:: What you need to do ::
**A.** Return everything in the mailing-list reply on Unicode scissors support from "On Mon, Apr" down to "is_scissors_line(const char *line)", copied without any change.
**B.** Throughout the listing of technical figures, replace "Patent image size" with "Drawing dimensions" and keep everything else unchanged. Omit the pictures from your answer.

:: Extract provided ::
++++

Web lists-archives.com

Re: [PATCH v2 2/2] mailinfo: support Unicode scissors




On Mon, Apr 01, 2019 at 11:53:34PM +0200, Andrei Rybak wrote:

> diff --git a/mailinfo.c b/mailinfo.c
> index f4aaa89788..804b07cd8a 100644
> --- a/mailinfo.c
> +++ b/mailinfo.c
> @@ -701,6 +701,13 @@ static int is_scissors_line(const char *line)
>  			c++;
>  			continue;
>  		}
> +		if (starts_with(c, "\xE2\x9C\x82" /* U-2702 ✂ in UTF-8 */)) {
> +			in_perforation = 1;
> +			perforation += 3;
> +			scissors += 3;
> +			c += 2;
> +			continue;
> +		}

It might be worth using skip_prefix() instead of starts_with() to
compute the size automatically. E.g.:

  if (skip_prefix(c, "\xE2\x9C\x82", &end)) {
	size_t len = end - c; /* no magic number needed! */
  }

In fact, I think you could then combine this with the previous
conditional and get:

  if (skip_prefix(c, ">8", &end) ||
      skip_prefix(c, "8<", &end) ||
      skip_prefix(c, ">%", &end) ||
      skip_prefix(c, "%<", &end) ||
      /* U-2702 in UTF-8 */
      skip_prefix(c, "\xE2\x9C\x82", &end)) {
          in_perforation = 1;
	  perforation += end - c;
	  scissors += end - c;
	  c = end - 1; /* minus one to account for loop increment */
  }

(Though I'm still on the fence regarding the whole idea, so do not take
this as an endorsement ;) ).

-Peff

++++

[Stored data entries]
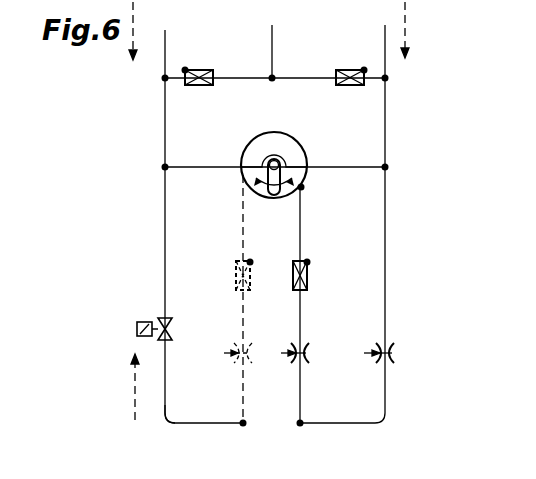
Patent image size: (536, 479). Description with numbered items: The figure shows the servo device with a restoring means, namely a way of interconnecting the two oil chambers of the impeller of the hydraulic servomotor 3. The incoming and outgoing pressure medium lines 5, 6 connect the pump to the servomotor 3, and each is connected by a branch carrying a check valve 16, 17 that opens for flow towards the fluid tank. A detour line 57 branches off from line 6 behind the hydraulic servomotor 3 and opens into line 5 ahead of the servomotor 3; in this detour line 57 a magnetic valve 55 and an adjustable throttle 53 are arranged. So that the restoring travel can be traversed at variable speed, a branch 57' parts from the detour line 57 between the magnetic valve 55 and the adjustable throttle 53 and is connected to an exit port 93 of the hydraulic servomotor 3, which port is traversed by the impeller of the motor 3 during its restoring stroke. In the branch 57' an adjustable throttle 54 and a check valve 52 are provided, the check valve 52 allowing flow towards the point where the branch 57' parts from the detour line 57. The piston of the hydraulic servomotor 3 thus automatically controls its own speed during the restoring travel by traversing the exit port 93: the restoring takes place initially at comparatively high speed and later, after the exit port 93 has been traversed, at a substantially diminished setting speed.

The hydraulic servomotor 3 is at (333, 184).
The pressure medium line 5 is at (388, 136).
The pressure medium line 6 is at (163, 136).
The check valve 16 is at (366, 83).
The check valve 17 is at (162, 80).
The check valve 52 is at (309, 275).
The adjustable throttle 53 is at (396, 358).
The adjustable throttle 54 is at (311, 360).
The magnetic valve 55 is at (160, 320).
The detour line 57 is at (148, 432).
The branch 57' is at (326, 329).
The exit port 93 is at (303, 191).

++++

:: The replies ::
**A.**
On Mon, Apr 01, 2019 at 11:53:34PM +0200, Andrei Rybak wrote:

> diff --git a/mailinfo.c b/mailinfo.c
> index f4aaa89788..804b07cd8a 100644
> --- a/mailinfo.c
> +++ b/mailinfo.c
> @@ -701,6 +701,13 @@ static int is_scissors_line(const char *line)

**B.**
Drawing dimensions: (536, 479). Description with numbered items: The figure shows the servo device with a restoring means, namely a way of interconnecting the two oil chambers of the impeller of the hydraulic servomotor 3. The incoming and outgoing pressure medium lines 5, 6 connect the pump to the servomotor 3, and each is connected by a branch carrying a check valve 16, 17 that opens for flow towards the fluid tank. A detour line 57 branches off from line 6 behind the hydraulic servomotor 3 and opens into line 5 ahead of the servomotor 3; in this detour line 57 a magnetic valve 55 and an adjustable throttle 53 are arranged. So that the restoring travel can be traversed at variable speed, a branch 57' parts from the detour line 57 between the magnetic valve 55 and the adjustable throttle 53 and is connected to an exit port 93 of the hydraulic servomotor 3, which port is traversed by the impeller of the motor 3 during its restoring stroke. In the branch 57' an adjustable throttle 54 and a check valve 52 are provided, the check valve 52 allowing flow towards the point where the branch 57' parts from the detour line 57. The piston of the hydraulic servomotor 3 thus automatically controls its own speed during the restoring travel by traversing the exit port 93: the restoring takes place initially at comparatively high speed and later, after the exit port 93 has been traversed, at a substantially diminished setting speed.

The hydraulic servomotor 3 is at (333, 184).
The pressure medium line 5 is at (388, 136).
The pressure medium line 6 is at (163, 136).
The check valve 16 is at (366, 83).
The check valve 17 is at (162, 80).
The check valve 52 is at (309, 275).
The adjustable throttle 53 is at (396, 358).
The adjustable throttle 54 is at (311, 360).
The magnetic valve 55 is at (160, 320).
The detour line 57 is at (148, 432).
The branch 57' is at (326, 329).
The exit port 93 is at (303, 191).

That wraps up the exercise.